__What you will do__: Show every line below where "explained" can be found.

────────────────

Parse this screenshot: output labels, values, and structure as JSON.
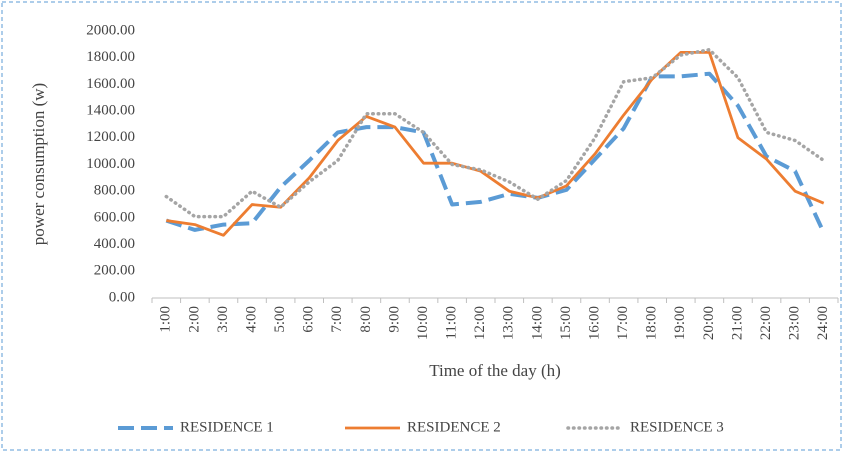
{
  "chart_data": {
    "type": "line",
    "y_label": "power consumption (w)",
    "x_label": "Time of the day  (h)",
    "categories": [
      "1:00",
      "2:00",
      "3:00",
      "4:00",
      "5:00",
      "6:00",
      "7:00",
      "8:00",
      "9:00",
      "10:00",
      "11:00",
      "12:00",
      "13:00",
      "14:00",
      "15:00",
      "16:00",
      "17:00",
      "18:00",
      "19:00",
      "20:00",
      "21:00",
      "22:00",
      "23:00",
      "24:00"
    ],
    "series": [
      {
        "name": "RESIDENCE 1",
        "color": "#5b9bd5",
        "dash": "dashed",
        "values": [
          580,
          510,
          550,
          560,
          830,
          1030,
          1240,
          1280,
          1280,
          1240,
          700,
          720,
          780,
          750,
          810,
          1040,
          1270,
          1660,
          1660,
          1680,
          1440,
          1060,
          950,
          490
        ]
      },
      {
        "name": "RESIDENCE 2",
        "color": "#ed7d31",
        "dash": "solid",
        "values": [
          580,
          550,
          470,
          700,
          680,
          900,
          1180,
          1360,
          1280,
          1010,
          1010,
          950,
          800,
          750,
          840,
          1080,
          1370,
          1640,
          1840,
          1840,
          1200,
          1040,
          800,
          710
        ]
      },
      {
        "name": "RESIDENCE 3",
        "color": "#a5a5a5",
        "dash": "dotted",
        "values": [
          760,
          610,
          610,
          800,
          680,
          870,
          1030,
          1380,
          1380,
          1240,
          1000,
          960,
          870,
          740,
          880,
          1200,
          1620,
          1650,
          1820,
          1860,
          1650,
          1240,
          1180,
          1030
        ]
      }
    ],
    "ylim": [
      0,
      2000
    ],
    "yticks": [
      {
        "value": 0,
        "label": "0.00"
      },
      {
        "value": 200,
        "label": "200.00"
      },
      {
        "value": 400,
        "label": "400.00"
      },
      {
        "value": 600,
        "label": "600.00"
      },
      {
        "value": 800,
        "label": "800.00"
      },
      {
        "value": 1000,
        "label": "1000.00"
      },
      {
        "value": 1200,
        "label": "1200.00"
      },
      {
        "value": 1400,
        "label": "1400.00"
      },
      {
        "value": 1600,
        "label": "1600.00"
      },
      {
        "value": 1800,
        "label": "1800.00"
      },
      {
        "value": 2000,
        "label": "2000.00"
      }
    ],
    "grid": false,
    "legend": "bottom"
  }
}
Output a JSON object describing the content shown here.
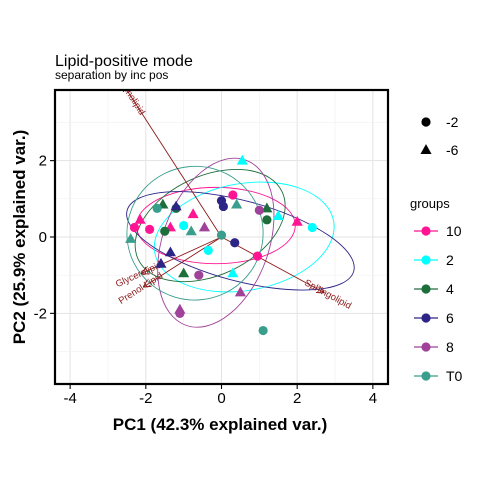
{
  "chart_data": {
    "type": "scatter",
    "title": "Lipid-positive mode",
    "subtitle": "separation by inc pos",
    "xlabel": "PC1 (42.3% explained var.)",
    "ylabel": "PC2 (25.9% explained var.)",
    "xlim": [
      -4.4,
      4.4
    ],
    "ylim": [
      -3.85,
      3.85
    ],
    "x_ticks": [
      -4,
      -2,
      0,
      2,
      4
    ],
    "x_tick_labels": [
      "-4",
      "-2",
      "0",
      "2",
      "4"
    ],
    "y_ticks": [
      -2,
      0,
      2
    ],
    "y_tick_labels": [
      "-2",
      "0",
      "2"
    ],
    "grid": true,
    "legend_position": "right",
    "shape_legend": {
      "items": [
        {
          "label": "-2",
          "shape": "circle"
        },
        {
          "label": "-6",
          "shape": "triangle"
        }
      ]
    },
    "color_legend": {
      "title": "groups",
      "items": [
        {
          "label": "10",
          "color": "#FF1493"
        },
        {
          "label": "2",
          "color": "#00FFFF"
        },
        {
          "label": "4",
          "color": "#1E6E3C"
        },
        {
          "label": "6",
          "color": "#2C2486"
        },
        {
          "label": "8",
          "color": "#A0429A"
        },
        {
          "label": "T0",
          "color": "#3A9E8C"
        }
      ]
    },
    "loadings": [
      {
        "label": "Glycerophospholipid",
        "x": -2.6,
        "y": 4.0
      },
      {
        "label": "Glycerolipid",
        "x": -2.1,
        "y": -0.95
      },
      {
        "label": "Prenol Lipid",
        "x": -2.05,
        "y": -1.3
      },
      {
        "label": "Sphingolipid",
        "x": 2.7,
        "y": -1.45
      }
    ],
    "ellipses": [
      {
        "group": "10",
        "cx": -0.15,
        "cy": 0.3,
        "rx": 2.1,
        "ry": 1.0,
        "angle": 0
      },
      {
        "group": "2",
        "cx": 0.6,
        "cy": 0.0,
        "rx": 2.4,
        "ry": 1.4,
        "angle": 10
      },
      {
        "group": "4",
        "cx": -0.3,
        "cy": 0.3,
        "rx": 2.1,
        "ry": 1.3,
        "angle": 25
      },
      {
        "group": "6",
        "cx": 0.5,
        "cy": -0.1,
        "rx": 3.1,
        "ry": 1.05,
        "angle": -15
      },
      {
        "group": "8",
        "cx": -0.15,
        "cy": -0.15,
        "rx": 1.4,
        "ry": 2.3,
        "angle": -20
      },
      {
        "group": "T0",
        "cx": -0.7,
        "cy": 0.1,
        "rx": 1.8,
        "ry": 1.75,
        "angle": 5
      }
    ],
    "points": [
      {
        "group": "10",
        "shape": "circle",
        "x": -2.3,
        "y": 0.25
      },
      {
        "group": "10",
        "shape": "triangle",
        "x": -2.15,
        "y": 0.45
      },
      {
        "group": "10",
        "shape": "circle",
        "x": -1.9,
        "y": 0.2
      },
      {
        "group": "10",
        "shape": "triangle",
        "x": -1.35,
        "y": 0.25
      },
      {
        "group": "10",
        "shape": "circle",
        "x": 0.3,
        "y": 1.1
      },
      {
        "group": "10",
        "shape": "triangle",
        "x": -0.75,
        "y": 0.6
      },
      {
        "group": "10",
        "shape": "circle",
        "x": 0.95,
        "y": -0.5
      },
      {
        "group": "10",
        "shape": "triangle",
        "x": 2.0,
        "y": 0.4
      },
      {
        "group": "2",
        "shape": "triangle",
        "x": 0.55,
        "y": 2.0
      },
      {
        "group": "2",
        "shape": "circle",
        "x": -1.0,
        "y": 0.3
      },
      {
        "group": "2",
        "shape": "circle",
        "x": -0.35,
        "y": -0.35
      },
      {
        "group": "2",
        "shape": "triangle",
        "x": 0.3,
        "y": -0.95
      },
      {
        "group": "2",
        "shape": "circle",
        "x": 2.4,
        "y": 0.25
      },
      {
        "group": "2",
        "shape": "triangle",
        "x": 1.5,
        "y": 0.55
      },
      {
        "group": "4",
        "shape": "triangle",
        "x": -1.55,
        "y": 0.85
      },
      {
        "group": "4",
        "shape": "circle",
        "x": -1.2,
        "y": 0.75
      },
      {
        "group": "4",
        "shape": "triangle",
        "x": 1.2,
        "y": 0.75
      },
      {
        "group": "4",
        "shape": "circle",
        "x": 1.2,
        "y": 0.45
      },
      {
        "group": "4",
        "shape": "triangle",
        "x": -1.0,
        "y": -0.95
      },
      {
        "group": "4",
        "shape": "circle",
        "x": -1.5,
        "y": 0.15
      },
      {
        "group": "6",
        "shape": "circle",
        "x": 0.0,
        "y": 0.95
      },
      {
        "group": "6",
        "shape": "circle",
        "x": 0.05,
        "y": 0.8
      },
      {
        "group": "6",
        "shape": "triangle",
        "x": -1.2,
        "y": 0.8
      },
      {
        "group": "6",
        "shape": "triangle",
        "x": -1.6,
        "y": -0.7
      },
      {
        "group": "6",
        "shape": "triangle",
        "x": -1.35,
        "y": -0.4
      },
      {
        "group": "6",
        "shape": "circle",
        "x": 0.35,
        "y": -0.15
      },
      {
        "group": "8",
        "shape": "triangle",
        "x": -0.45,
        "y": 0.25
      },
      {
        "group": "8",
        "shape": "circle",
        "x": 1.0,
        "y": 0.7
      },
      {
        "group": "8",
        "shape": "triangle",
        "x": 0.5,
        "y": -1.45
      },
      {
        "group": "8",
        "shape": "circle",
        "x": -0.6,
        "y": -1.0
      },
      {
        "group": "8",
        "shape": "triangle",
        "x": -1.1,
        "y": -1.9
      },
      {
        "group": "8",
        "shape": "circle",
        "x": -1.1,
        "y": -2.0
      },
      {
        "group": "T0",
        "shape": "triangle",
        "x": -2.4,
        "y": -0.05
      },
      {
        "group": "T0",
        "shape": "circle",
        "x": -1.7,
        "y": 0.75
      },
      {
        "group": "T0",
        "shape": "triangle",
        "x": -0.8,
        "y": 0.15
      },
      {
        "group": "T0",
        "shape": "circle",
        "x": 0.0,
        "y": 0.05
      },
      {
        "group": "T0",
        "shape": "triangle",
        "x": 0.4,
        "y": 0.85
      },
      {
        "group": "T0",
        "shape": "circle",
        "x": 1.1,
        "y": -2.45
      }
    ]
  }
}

────────────────

__Exercise output__:
    "xlabel": "PC1 (42.3% explained var.)",
    "ylabel": "PC2 (25.9% explained var.)",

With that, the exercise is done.